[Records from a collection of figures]
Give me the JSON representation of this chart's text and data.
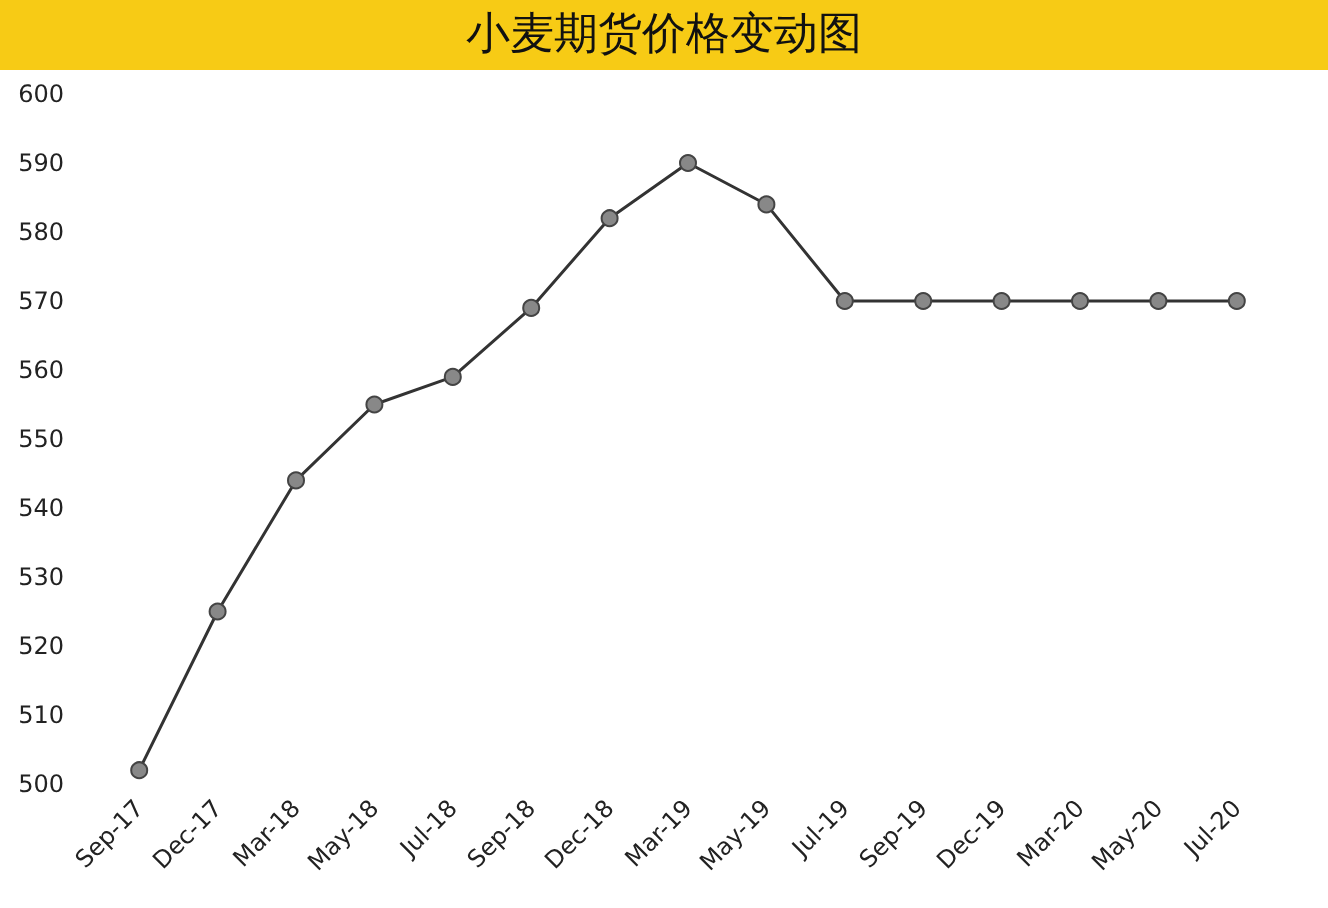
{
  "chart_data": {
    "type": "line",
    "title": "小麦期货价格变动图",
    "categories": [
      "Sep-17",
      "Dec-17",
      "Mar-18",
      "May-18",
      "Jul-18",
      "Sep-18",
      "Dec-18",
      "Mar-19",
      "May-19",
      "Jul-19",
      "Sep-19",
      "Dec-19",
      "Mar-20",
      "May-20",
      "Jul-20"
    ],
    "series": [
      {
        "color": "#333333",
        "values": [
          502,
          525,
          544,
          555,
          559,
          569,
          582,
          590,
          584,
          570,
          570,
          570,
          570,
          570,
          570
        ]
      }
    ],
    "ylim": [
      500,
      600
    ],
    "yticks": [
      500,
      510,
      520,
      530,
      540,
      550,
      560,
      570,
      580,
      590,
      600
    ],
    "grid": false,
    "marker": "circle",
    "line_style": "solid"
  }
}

---

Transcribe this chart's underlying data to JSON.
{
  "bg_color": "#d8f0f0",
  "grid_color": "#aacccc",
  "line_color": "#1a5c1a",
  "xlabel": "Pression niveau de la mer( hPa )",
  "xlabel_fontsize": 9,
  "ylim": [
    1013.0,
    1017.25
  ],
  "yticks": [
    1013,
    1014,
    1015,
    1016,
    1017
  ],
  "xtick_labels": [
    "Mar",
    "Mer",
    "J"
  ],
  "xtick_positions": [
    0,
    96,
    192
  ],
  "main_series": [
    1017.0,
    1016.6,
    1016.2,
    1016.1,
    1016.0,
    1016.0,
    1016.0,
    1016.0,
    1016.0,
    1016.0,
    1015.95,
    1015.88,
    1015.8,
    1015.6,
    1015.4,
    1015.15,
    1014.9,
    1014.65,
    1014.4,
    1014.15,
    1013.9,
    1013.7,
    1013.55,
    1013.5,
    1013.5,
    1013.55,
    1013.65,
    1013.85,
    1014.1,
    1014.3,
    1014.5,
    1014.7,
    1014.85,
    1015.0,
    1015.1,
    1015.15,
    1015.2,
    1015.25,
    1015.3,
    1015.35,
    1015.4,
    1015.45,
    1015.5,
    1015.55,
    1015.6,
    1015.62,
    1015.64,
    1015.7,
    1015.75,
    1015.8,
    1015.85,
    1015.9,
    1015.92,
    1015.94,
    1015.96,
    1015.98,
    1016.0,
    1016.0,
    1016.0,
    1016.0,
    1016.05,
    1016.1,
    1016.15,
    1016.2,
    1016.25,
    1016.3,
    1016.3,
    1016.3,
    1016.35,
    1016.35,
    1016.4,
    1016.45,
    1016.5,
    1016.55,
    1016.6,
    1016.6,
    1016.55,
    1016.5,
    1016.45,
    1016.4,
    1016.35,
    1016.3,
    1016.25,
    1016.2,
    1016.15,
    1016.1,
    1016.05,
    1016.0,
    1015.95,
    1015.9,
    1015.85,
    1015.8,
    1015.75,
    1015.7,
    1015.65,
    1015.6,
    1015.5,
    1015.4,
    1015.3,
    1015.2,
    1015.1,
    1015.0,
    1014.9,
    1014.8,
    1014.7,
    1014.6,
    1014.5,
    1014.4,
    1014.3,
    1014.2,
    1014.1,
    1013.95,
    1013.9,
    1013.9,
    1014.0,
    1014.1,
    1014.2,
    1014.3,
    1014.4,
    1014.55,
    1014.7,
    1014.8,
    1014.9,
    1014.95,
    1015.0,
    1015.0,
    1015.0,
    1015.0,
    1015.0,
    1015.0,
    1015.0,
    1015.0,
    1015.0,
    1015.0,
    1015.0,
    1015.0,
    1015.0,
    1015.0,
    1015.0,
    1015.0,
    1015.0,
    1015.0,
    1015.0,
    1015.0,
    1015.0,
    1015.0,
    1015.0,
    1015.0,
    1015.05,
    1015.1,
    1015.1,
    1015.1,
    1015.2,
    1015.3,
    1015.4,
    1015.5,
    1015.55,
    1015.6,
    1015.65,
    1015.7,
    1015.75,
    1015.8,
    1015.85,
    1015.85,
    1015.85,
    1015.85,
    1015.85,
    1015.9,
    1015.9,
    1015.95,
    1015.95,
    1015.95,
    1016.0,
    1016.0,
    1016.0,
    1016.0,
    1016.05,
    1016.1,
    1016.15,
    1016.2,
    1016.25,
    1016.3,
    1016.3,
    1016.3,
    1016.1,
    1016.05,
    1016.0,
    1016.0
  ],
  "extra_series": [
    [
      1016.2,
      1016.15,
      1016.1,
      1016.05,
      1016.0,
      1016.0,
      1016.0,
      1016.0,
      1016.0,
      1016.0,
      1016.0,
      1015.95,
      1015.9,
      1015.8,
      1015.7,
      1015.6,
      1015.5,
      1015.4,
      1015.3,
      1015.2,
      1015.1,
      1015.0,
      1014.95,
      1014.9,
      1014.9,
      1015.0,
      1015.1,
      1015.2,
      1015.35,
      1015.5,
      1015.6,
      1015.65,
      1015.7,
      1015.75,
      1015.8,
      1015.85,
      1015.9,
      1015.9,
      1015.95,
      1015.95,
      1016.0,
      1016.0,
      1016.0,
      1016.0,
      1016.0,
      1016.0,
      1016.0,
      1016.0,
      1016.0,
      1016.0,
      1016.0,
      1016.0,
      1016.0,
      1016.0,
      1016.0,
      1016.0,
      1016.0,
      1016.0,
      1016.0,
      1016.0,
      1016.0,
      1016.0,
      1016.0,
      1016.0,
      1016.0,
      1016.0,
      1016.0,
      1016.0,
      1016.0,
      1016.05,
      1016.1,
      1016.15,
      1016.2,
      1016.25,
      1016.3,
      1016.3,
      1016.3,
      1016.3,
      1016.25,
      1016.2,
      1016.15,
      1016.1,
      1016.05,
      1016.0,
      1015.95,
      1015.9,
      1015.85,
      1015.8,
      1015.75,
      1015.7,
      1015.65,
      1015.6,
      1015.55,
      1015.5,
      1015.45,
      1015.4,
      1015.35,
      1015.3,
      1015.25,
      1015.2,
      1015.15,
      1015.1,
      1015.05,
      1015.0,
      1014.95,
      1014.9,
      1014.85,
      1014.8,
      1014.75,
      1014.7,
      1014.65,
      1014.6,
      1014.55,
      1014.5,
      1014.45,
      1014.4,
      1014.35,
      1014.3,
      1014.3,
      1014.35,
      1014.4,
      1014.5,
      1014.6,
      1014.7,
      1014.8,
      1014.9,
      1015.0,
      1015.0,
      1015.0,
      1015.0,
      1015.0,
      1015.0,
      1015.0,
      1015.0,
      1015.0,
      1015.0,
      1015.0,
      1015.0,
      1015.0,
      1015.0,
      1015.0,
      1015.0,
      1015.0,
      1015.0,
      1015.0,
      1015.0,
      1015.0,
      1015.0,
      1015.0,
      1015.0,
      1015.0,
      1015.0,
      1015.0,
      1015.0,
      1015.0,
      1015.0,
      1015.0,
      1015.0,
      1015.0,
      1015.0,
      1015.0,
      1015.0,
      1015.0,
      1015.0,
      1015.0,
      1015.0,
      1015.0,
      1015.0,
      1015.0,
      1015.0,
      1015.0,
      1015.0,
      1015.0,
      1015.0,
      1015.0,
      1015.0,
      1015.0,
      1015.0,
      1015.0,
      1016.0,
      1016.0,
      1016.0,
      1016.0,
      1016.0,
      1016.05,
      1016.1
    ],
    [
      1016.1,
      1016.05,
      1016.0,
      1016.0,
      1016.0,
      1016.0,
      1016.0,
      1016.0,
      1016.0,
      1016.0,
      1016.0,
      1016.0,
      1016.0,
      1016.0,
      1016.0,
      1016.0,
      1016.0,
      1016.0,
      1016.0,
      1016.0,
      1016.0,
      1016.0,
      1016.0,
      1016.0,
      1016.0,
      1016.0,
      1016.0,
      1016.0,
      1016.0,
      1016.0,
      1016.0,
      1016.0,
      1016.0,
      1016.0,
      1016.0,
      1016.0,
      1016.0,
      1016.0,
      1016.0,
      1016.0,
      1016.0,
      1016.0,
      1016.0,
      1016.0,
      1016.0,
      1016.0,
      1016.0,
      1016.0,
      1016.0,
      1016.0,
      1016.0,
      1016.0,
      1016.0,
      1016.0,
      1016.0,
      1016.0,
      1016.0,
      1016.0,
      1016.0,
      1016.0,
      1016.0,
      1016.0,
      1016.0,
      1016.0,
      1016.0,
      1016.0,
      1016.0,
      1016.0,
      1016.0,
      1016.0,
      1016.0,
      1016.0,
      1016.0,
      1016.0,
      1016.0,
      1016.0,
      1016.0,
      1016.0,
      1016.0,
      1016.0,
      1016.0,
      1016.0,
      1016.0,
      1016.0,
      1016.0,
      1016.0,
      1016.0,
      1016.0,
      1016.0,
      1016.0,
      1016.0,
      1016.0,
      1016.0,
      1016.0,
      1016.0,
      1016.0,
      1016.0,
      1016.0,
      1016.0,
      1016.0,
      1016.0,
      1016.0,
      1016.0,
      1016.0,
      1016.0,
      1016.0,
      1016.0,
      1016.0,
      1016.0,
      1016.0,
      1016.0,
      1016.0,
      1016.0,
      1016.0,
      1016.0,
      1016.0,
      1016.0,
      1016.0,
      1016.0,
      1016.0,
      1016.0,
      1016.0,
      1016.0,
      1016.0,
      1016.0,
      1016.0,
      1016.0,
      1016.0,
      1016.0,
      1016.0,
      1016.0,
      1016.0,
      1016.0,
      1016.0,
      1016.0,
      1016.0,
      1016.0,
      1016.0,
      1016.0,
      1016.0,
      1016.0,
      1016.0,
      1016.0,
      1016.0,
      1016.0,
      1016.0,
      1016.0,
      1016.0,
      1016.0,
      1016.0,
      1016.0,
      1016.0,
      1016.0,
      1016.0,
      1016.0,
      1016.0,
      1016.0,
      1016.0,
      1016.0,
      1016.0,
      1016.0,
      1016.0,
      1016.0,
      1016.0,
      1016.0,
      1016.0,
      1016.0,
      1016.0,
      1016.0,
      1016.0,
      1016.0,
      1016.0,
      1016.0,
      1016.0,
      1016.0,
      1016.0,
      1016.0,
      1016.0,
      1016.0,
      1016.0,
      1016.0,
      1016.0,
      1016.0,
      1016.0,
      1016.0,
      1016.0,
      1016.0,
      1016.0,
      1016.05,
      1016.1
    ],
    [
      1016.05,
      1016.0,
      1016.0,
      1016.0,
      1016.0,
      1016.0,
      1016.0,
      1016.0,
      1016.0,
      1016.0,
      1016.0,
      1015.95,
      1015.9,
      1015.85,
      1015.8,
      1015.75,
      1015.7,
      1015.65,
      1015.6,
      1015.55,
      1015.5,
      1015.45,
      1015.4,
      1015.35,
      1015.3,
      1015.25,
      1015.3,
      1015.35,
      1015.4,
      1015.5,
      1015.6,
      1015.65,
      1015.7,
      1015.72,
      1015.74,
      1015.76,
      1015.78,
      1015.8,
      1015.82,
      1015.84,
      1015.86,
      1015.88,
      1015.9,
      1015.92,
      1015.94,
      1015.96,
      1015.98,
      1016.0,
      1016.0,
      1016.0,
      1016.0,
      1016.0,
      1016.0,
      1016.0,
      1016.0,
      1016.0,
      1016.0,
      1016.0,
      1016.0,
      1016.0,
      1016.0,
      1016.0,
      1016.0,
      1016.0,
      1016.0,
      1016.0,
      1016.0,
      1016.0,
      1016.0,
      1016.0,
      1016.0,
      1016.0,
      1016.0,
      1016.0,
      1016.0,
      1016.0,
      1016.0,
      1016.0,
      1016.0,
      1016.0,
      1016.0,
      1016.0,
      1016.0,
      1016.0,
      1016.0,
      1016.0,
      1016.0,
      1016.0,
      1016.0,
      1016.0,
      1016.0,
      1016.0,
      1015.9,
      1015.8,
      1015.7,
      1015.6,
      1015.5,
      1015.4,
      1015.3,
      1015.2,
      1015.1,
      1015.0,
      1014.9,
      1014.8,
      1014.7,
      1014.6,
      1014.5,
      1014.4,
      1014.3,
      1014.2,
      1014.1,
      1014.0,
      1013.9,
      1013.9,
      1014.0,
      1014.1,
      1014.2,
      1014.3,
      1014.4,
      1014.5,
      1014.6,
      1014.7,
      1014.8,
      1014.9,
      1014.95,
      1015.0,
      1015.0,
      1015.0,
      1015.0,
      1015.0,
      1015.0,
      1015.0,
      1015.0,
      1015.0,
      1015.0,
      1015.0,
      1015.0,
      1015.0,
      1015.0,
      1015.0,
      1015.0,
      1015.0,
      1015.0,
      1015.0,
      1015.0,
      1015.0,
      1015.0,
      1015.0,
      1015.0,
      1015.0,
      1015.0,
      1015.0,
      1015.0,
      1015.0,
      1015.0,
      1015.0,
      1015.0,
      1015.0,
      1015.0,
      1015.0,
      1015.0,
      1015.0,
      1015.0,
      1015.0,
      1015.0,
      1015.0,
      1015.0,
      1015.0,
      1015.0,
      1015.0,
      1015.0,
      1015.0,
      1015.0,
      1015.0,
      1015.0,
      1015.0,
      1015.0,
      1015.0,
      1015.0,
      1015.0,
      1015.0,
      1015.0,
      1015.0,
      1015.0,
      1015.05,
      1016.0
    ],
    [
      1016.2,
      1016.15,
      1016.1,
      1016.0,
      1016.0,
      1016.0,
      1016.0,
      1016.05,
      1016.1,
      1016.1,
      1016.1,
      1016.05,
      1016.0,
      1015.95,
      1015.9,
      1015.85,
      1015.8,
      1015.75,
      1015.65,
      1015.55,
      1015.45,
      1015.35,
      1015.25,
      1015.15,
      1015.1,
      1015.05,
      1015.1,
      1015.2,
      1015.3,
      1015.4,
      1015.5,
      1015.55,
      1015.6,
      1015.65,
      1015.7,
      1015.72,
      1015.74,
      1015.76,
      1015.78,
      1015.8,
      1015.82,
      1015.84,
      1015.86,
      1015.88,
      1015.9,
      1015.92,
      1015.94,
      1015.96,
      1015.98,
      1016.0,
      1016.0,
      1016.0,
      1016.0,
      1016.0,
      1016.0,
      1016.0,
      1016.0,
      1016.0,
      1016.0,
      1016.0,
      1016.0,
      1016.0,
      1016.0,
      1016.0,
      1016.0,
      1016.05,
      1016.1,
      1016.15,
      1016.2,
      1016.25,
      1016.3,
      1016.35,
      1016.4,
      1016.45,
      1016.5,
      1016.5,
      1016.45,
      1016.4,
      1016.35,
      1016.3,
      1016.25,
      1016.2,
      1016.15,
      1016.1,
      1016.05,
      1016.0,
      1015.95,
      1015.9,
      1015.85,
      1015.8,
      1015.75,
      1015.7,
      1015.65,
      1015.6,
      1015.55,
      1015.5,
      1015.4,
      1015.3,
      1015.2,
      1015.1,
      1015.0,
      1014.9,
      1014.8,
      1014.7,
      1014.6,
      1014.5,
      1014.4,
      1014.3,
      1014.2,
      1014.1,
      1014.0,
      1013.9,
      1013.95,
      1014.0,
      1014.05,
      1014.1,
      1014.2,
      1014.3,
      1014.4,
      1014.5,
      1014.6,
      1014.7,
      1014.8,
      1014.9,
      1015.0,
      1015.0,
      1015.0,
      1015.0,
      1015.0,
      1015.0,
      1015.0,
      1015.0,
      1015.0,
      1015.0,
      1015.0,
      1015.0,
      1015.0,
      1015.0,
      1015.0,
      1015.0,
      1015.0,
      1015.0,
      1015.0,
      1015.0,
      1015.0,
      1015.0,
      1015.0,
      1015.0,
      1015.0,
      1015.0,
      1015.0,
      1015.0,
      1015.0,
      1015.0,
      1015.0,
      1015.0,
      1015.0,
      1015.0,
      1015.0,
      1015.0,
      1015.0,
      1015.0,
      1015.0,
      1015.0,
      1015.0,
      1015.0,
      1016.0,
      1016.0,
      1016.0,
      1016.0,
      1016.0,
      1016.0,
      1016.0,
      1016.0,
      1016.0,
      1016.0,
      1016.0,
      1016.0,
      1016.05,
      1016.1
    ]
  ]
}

DESCRIPTION OF THE TASK: Check each line above for the word "this", and copy the lines where it appears.

THE SOLUTION:
Give me the JSON representation of this chart's text and data.
Transcribe this chart's underlying data to JSON.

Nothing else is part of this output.